* Begin *

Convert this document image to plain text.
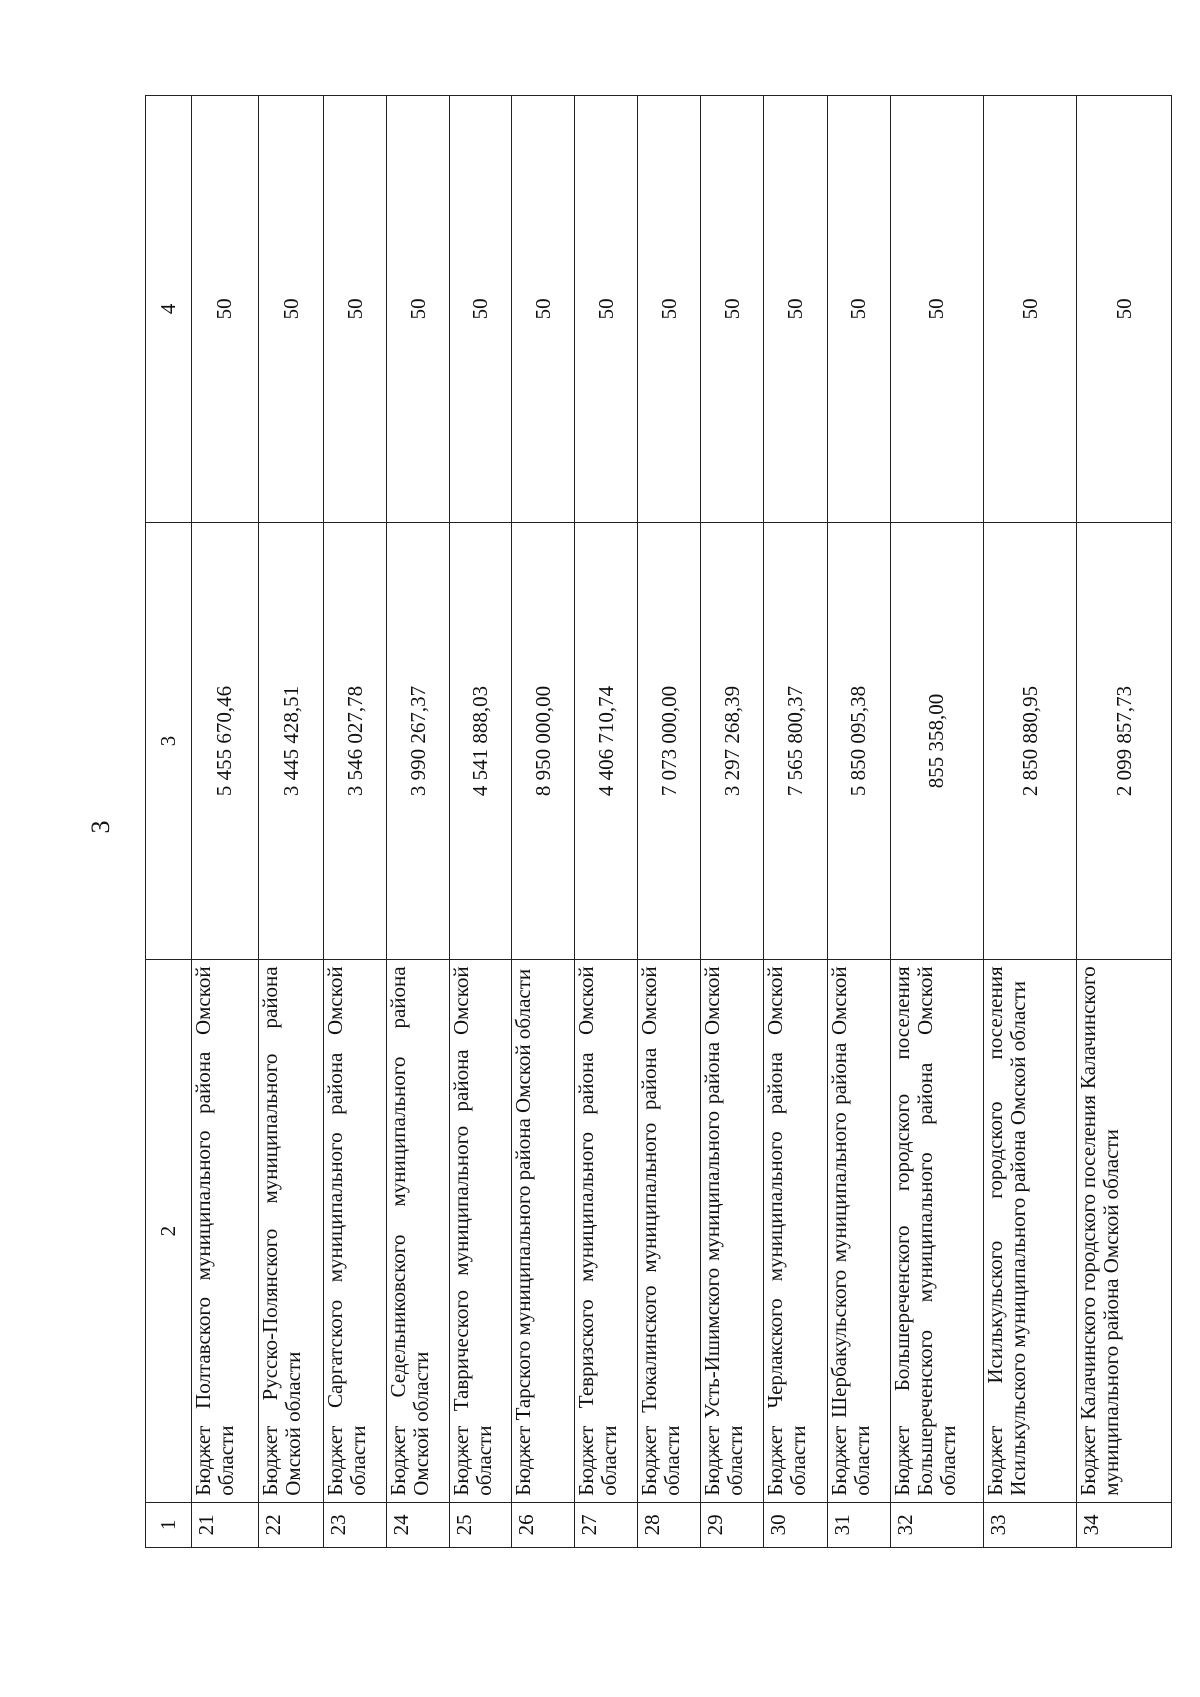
3
1	2	3	4
21	Бюджет Полтавского муниципального района Омской области	5 455 670,46	50
22	Бюджет Русско-Полянского муниципального района Омской области	3 445 428,51	50
23	Бюджет Саргатского муниципального района Омской области	3 546 027,78	50
24	Бюджет Седельниковского муниципального района Омской области	3 990 267,37	50
25	Бюджет Таврического муниципального района Омской области	4 541 888,03	50
26	Бюджет Тарского муниципального района Омской области	8 950 000,00	50
27	Бюджет Тевризского муниципального района Омской области	4 406 710,74	50
28	Бюджет Тюкалинского муниципального района Омской области	7 073 000,00	50
29	Бюджет Усть-Ишимского муниципального района Омской области	3 297 268,39	50
30	Бюджет Черлакского муниципального района Омской области	7 565 800,37	50
31	Бюджет Шербакульского муниципального района Омской области	5 850 095,38	50
32	Бюджет Большереченского городского поселения Большереченского муниципального района Омской области	855 358,00	50
33	Бюджет Исилькульского городского поселения Исилькульского муниципального района Омской области	2 850 880,95	50
34	Бюджет Калачинского городского поселения Калачинского муниципального района Омской области	2 099 857,73	50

* End *

**What is needed**
Looking at the data above, how many lines hold the word "поселения"? Respond with the number alone.

**Expected answer**
3